Start of DATASET EXCERPTS

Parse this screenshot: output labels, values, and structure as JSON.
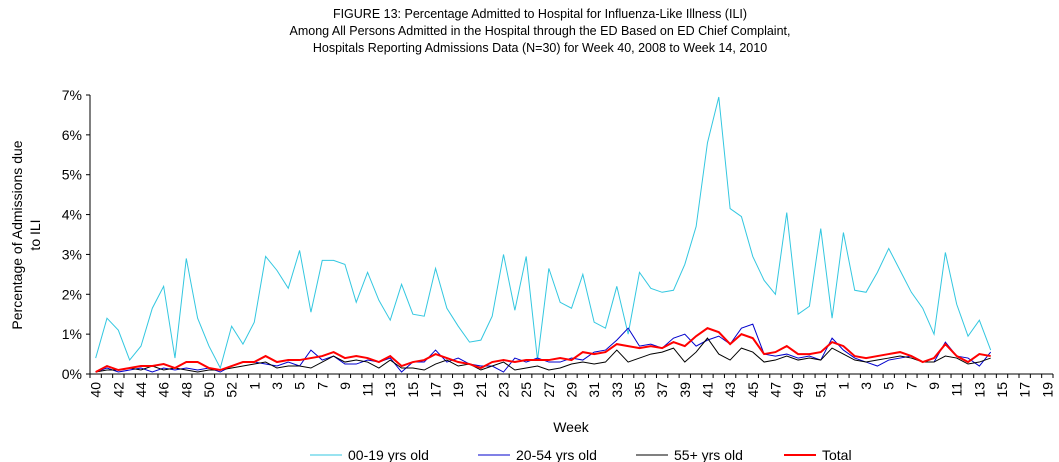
{
  "chart_data": {
    "type": "line",
    "title": [
      "FIGURE 13: Percentage Admitted to Hospital for Influenza-Like Illness (ILI)",
      "Among All Persons Admitted in the Hospital through the ED Based on ED Chief Complaint,",
      "Hospitals Reporting Admissions Data (N=30) for Week 40, 2008 to Week 14, 2010"
    ],
    "x_label": "Week",
    "y_label": [
      "Percentage of Admissions due",
      "to ILI"
    ],
    "categories": [
      "40",
      null,
      "42",
      null,
      "44",
      null,
      "46",
      null,
      "48",
      null,
      "50",
      null,
      "52",
      null,
      "1",
      null,
      "3",
      null,
      "5",
      null,
      "7",
      null,
      "9",
      null,
      "11",
      null,
      "13",
      null,
      "15",
      null,
      "17",
      null,
      "19",
      null,
      "21",
      null,
      "23",
      null,
      "25",
      null,
      "27",
      null,
      "29",
      null,
      "31",
      null,
      "33",
      null,
      "35",
      null,
      "37",
      null,
      "39",
      null,
      "41",
      null,
      "43",
      null,
      "45",
      null,
      "47",
      null,
      "49",
      null,
      "51",
      null,
      "1",
      null,
      "3",
      null,
      "5",
      null,
      "7",
      null,
      "9",
      null,
      "11",
      null,
      "13",
      null,
      "15",
      null,
      "17",
      null,
      "19"
    ],
    "ylim": [
      0,
      7
    ],
    "yticks": [
      {
        "value": 0,
        "label": "0%"
      },
      {
        "value": 1,
        "label": "1%"
      },
      {
        "value": 2,
        "label": "2%"
      },
      {
        "value": 3,
        "label": "3%"
      },
      {
        "value": 4,
        "label": "4%"
      },
      {
        "value": 5,
        "label": "5%"
      },
      {
        "value": 6,
        "label": "6%"
      },
      {
        "value": 7,
        "label": "7%"
      }
    ],
    "grid": false,
    "legend": "bottom",
    "series": [
      {
        "name": "00-19 yrs old",
        "color": "#33c7e0",
        "width": 1,
        "values": [
          0.4,
          1.4,
          1.1,
          0.35,
          0.7,
          1.65,
          2.2,
          0.4,
          2.9,
          1.4,
          0.7,
          0.15,
          1.2,
          0.75,
          1.3,
          2.95,
          2.6,
          2.15,
          3.1,
          1.55,
          2.85,
          2.85,
          2.75,
          1.8,
          2.55,
          1.85,
          1.35,
          2.25,
          1.5,
          1.45,
          2.65,
          1.65,
          1.2,
          0.8,
          0.85,
          1.45,
          3.0,
          1.6,
          2.95,
          0.35,
          2.65,
          1.8,
          1.65,
          2.5,
          1.3,
          1.15,
          2.2,
          1.0,
          2.55,
          2.15,
          2.05,
          2.1,
          2.75,
          3.7,
          5.8,
          6.95,
          4.15,
          3.95,
          2.95,
          2.35,
          2.0,
          4.05,
          1.5,
          1.7,
          3.65,
          1.4,
          3.55,
          2.1,
          2.05,
          2.55,
          3.15,
          2.6,
          2.05,
          1.65,
          1.0,
          3.05,
          1.75,
          0.95,
          1.35,
          0.6,
          null,
          null,
          null,
          null,
          null
        ]
      },
      {
        "name": "20-54 yrs old",
        "color": "#0000cc",
        "width": 1,
        "values": [
          0.05,
          0.15,
          0.05,
          0.1,
          0.15,
          0.05,
          0.15,
          0.1,
          0.15,
          0.1,
          0.15,
          0.05,
          0.2,
          0.3,
          0.3,
          0.25,
          0.2,
          0.3,
          0.2,
          0.6,
          0.35,
          0.45,
          0.25,
          0.25,
          0.35,
          0.3,
          0.4,
          0.05,
          0.3,
          0.3,
          0.6,
          0.3,
          0.4,
          0.25,
          0.2,
          0.2,
          0.05,
          0.4,
          0.3,
          0.4,
          0.3,
          0.3,
          0.4,
          0.35,
          0.55,
          0.6,
          0.85,
          1.15,
          0.7,
          0.75,
          0.65,
          0.9,
          1.0,
          0.7,
          0.85,
          0.95,
          0.75,
          1.15,
          1.25,
          0.5,
          0.45,
          0.5,
          0.4,
          0.45,
          0.35,
          0.9,
          0.6,
          0.4,
          0.3,
          0.2,
          0.35,
          0.4,
          0.45,
          0.3,
          0.3,
          0.8,
          0.45,
          0.4,
          0.2,
          0.55,
          null,
          null,
          null,
          null,
          null
        ]
      },
      {
        "name": "55+ yrs old",
        "color": "#000000",
        "width": 1,
        "values": [
          0.05,
          0.1,
          0.1,
          0.15,
          0.1,
          0.2,
          0.1,
          0.15,
          0.1,
          0.05,
          0.1,
          0.1,
          0.15,
          0.2,
          0.25,
          0.3,
          0.15,
          0.2,
          0.2,
          0.15,
          0.3,
          0.45,
          0.3,
          0.35,
          0.3,
          0.15,
          0.35,
          0.15,
          0.15,
          0.1,
          0.25,
          0.35,
          0.2,
          0.25,
          0.1,
          0.2,
          0.3,
          0.1,
          0.15,
          0.2,
          0.1,
          0.15,
          0.25,
          0.3,
          0.25,
          0.3,
          0.6,
          0.3,
          0.4,
          0.5,
          0.55,
          0.65,
          0.3,
          0.55,
          0.9,
          0.5,
          0.35,
          0.65,
          0.55,
          0.3,
          0.35,
          0.45,
          0.35,
          0.4,
          0.35,
          0.65,
          0.5,
          0.35,
          0.3,
          0.35,
          0.4,
          0.45,
          0.4,
          0.3,
          0.3,
          0.45,
          0.4,
          0.25,
          0.3,
          0.4,
          null,
          null,
          null,
          null,
          null
        ]
      },
      {
        "name": "Total",
        "color": "#ff0000",
        "width": 2,
        "values": [
          0.05,
          0.2,
          0.1,
          0.15,
          0.2,
          0.2,
          0.25,
          0.15,
          0.3,
          0.3,
          0.15,
          0.1,
          0.2,
          0.3,
          0.3,
          0.45,
          0.3,
          0.35,
          0.35,
          0.4,
          0.45,
          0.55,
          0.4,
          0.45,
          0.4,
          0.3,
          0.45,
          0.2,
          0.3,
          0.35,
          0.5,
          0.4,
          0.3,
          0.25,
          0.15,
          0.3,
          0.35,
          0.3,
          0.35,
          0.35,
          0.35,
          0.4,
          0.35,
          0.55,
          0.5,
          0.55,
          0.75,
          0.7,
          0.65,
          0.7,
          0.65,
          0.8,
          0.7,
          0.95,
          1.15,
          1.05,
          0.75,
          1.0,
          0.9,
          0.5,
          0.55,
          0.7,
          0.5,
          0.5,
          0.55,
          0.8,
          0.7,
          0.45,
          0.4,
          0.45,
          0.5,
          0.55,
          0.45,
          0.3,
          0.4,
          0.75,
          0.45,
          0.3,
          0.5,
          0.45,
          null,
          null,
          null,
          null,
          null
        ]
      }
    ]
  }
}
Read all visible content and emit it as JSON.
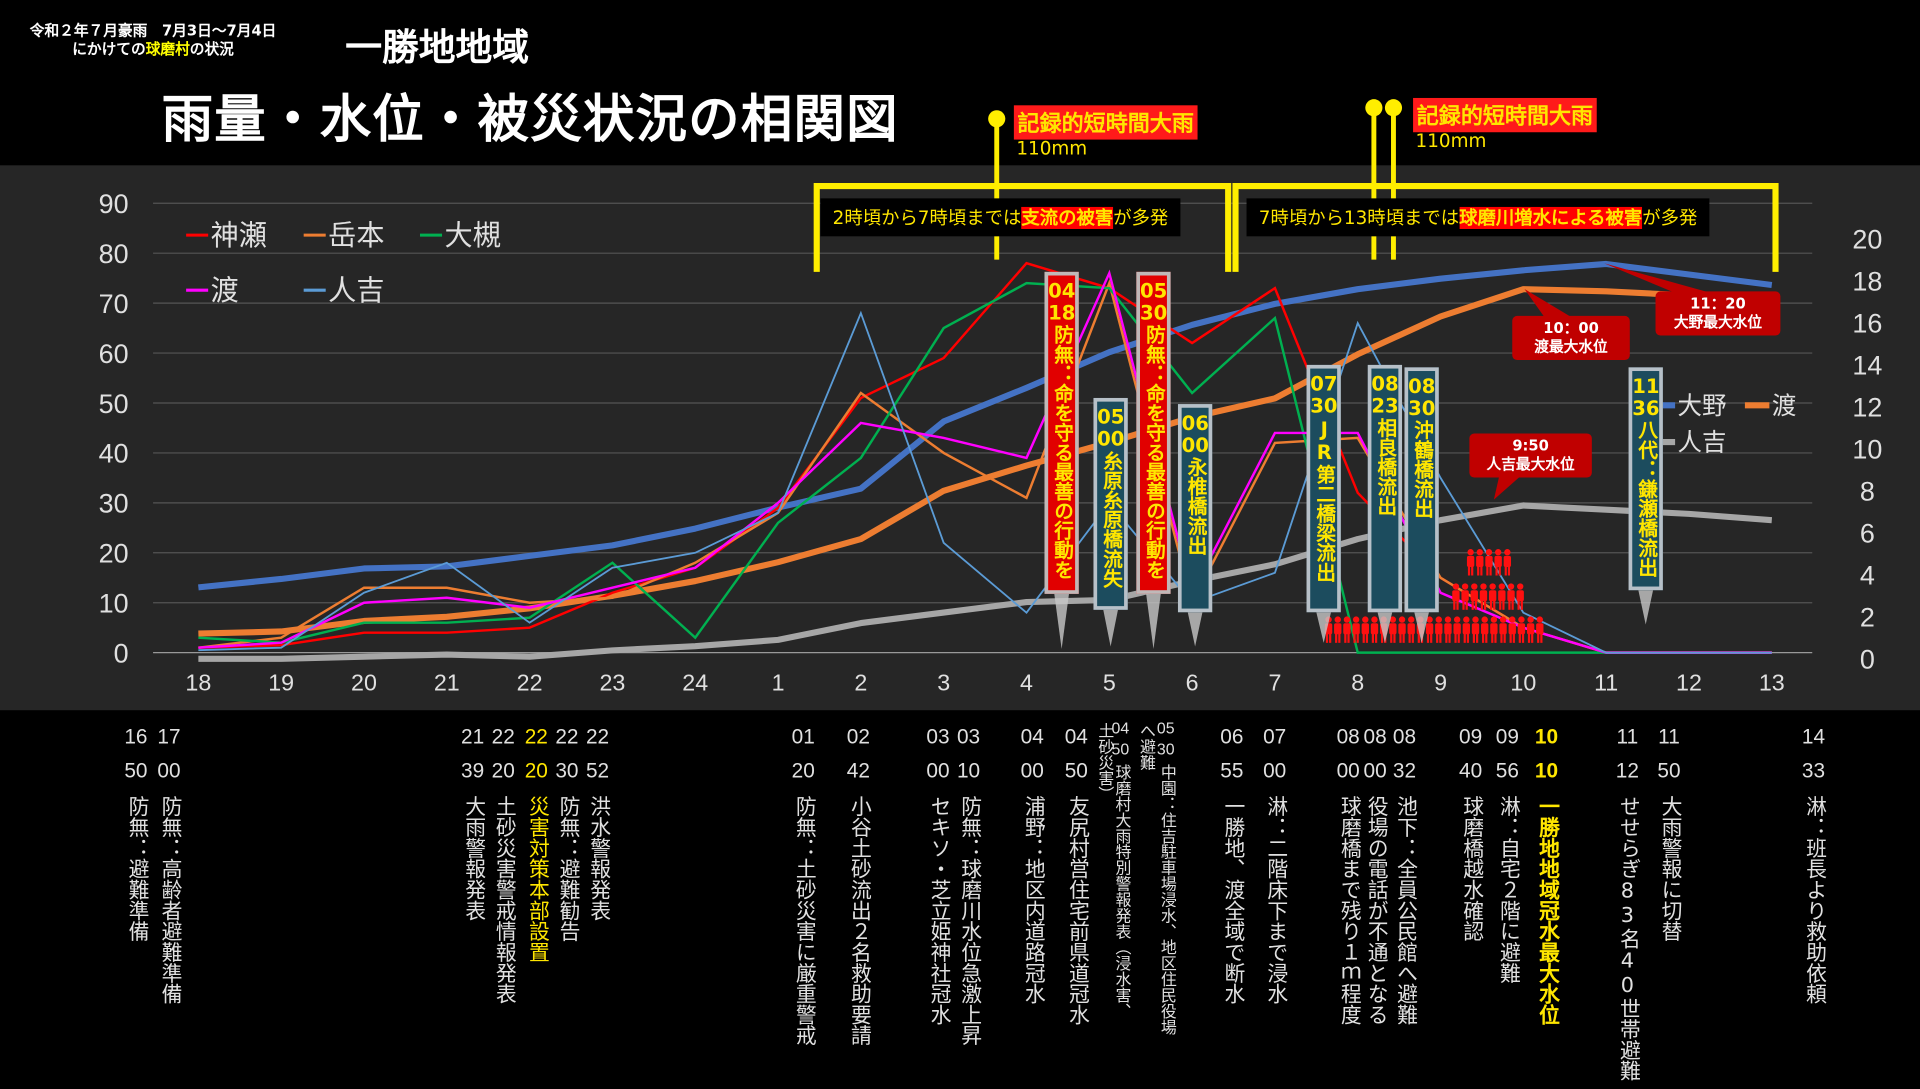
{
  "header": {
    "subtitle_line1": "令和２年７月豪雨　7月3日〜7月4日",
    "subtitle_line2_pre": "にかけての",
    "subtitle_line2_hl": "球磨村",
    "subtitle_line2_post": "の状況",
    "region": "一勝地地域",
    "title": "雨量・水位・被災状況の相関図"
  },
  "rain_events": [
    {
      "label": "記録的短時間大雨",
      "amount": "110mm"
    },
    {
      "label": "記録的短時間大雨",
      "amount": "110mm"
    }
  ],
  "brackets": [
    {
      "pre": "2時頃から7時頃までは",
      "hl": "支流の被害",
      "post": "が多発"
    },
    {
      "pre": "7時頃から13時頃までは",
      "hl": "球磨川増水による被害",
      "post": "が多発"
    }
  ],
  "chart_data": {
    "type": "line",
    "categories": [
      "18",
      "19",
      "20",
      "21",
      "22",
      "23",
      "24",
      "1",
      "2",
      "3",
      "4",
      "5",
      "6",
      "7",
      "8",
      "9",
      "10",
      "11",
      "12",
      "13"
    ],
    "y_left": {
      "ticks": [
        0,
        10,
        20,
        30,
        40,
        50,
        60,
        70,
        80,
        90
      ],
      "range": [
        0,
        90
      ]
    },
    "y_right": {
      "ticks": [
        0,
        2,
        4,
        6,
        8,
        10,
        12,
        14,
        16,
        18,
        20
      ],
      "range": [
        0,
        20
      ]
    },
    "grid": true,
    "series_left": [
      {
        "name": "神瀬",
        "color": "#ff0000",
        "values": [
          1,
          1.5,
          4,
          4,
          5,
          12,
          17,
          29,
          51,
          59,
          78,
          73,
          62,
          73,
          32,
          15,
          5,
          0,
          0,
          0
        ]
      },
      {
        "name": "岳本",
        "color": "#ed7d31",
        "values": [
          1,
          3,
          13,
          13,
          10,
          11,
          18,
          28,
          52,
          40,
          31,
          74,
          10,
          42,
          43,
          15,
          5,
          0,
          0,
          0
        ]
      },
      {
        "name": "大槻",
        "color": "#00b050",
        "values": [
          3,
          2,
          6,
          6,
          7,
          18,
          3,
          26,
          39,
          65,
          74,
          73,
          52,
          67,
          0,
          0,
          0,
          0,
          0,
          0
        ]
      },
      {
        "name": "渡",
        "color": "#ff00ff",
        "values": [
          1,
          2,
          10,
          11,
          9,
          13,
          17,
          30,
          46,
          43,
          39,
          76,
          12,
          44,
          44,
          12,
          5,
          0,
          0,
          0
        ]
      },
      {
        "name": "人吉",
        "color": "#5b9bd5",
        "values": [
          0.5,
          1,
          12,
          18,
          6,
          17,
          20,
          28,
          68,
          22,
          8,
          30,
          10,
          16,
          66,
          35,
          8,
          0,
          0,
          0
        ]
      }
    ],
    "series_right": [
      {
        "name": "大野",
        "color": "#4472c4",
        "values": [
          3.4,
          3.8,
          4.3,
          4.4,
          4.9,
          5.4,
          6.2,
          7.2,
          8.1,
          11.3,
          12.9,
          14.6,
          15.9,
          16.9,
          17.6,
          18.1,
          18.5,
          18.8,
          18.3,
          17.8
        ]
      },
      {
        "name": "渡",
        "color": "#ed7d31",
        "values": [
          1.2,
          1.3,
          1.8,
          2.0,
          2.4,
          3.0,
          3.7,
          4.6,
          5.7,
          8.0,
          9.2,
          10.3,
          11.5,
          12.4,
          14.5,
          16.3,
          17.6,
          17.5,
          17.3,
          16.8
        ]
      },
      {
        "name": "人吉",
        "color": "#a6a6a6",
        "values": [
          0,
          0,
          0.1,
          0.2,
          0.1,
          0.4,
          0.6,
          0.9,
          1.7,
          2.2,
          2.7,
          2.8,
          3.7,
          4.5,
          5.7,
          6.6,
          7.3,
          7.1,
          6.9,
          6.6
        ]
      }
    ]
  },
  "callouts": [
    {
      "hh": "04",
      "mm": "18",
      "text": "防無：命を守る最善の行動を",
      "style": "red"
    },
    {
      "hh": "05",
      "mm": "00",
      "text": "糸原糸原橋流失",
      "style": "teal"
    },
    {
      "hh": "05",
      "mm": "30",
      "text": "防無：命を守る最善の行動を",
      "style": "red"
    },
    {
      "hh": "06",
      "mm": "00",
      "text": "永椎橋流出",
      "style": "teal"
    },
    {
      "hh": "07",
      "mm": "30",
      "text": "JR第二橋梁流出",
      "style": "teal"
    },
    {
      "hh": "08",
      "mm": "23",
      "text": "相良橋流出",
      "style": "teal"
    },
    {
      "hh": "08",
      "mm": "30",
      "text": "沖鶴橋流出",
      "style": "teal"
    },
    {
      "hh": "11",
      "mm": "36",
      "text": "八代：鎌瀬橋流出",
      "style": "teal"
    }
  ],
  "max_level_callouts": [
    {
      "time": "10：00",
      "label": "渡最大水位"
    },
    {
      "time": "11：20",
      "label": "大野最大水位"
    },
    {
      "time": "9:50",
      "label": "人吉最大水位"
    }
  ],
  "timeline": [
    {
      "hh": "16",
      "mm": "50",
      "text": "防無：避難準備"
    },
    {
      "hh": "17",
      "mm": "00",
      "text": "防無：高齢者避難準備"
    },
    {
      "hh": "21",
      "mm": "39",
      "text": "大雨警報発表"
    },
    {
      "hh": "22",
      "mm": "20",
      "text": "土砂災害警戒情報発表"
    },
    {
      "hh": "22",
      "mm": "20",
      "text": "災害対策本部設置",
      "highlight": true
    },
    {
      "hh": "22",
      "mm": "30",
      "text": "防無：避難勧告"
    },
    {
      "hh": "22",
      "mm": "52",
      "text": "洪水警報発表"
    },
    {
      "hh": "01",
      "mm": "20",
      "text": "防無：土砂災害に厳重警戒"
    },
    {
      "hh": "02",
      "mm": "42",
      "text": "小谷土砂流出２名救助要請"
    },
    {
      "hh": "03",
      "mm": "00",
      "text": "セキソ・芝立姫神社冠水"
    },
    {
      "hh": "03",
      "mm": "10",
      "text": "防無：球磨川水位急激上昇"
    },
    {
      "hh": "04",
      "mm": "00",
      "text": "浦野：地区内道路冠水"
    },
    {
      "hh": "04",
      "mm": "50",
      "text": "友尻村営住宅前県道冠水"
    },
    {
      "hh": "",
      "mm": "",
      "text": "土砂災害）",
      "small": true
    },
    {
      "hh": "04",
      "mm": "50",
      "text": "球磨村大雨特別警報発表（浸水害、",
      "small": true
    },
    {
      "hh": "",
      "mm": "",
      "text": "へ避難",
      "small": true
    },
    {
      "hh": "05",
      "mm": "30",
      "text": "中園：住吉駐車場浸水、地区住民役場",
      "small": true
    },
    {
      "hh": "06",
      "mm": "55",
      "text": "一勝地、渡全域で断水"
    },
    {
      "hh": "07",
      "mm": "00",
      "text": "淋：二階床下まで浸水"
    },
    {
      "hh": "08",
      "mm": "00",
      "text": "球磨橋まで残り１ｍ程度"
    },
    {
      "hh": "08",
      "mm": "00",
      "text": "役場の電話が不通となる"
    },
    {
      "hh": "08",
      "mm": "32",
      "text": "池下：全員公民館へ避難"
    },
    {
      "hh": "09",
      "mm": "40",
      "text": "球磨橋越水確認"
    },
    {
      "hh": "09",
      "mm": "56",
      "text": "淋：自宅２階に避難"
    },
    {
      "hh": "10",
      "mm": "10",
      "text": "一勝地地域冠水最大水位",
      "highlight": true,
      "bold": true
    },
    {
      "hh": "11",
      "mm": "12",
      "text": "せせらぎ83名40世帯避難"
    },
    {
      "hh": "11",
      "mm": "50",
      "text": "大雨警報に切替"
    },
    {
      "hh": "14",
      "mm": "33",
      "text": "淋：班長より救助依頼"
    }
  ]
}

End of DATASET EXCERPTS

REQUEST: From the listing above, return each line with the word "JSON".

SOLUTION:
Parse this screenshot: output labels, values, and structure as JSON.
Read all visible content and emit it as JSON.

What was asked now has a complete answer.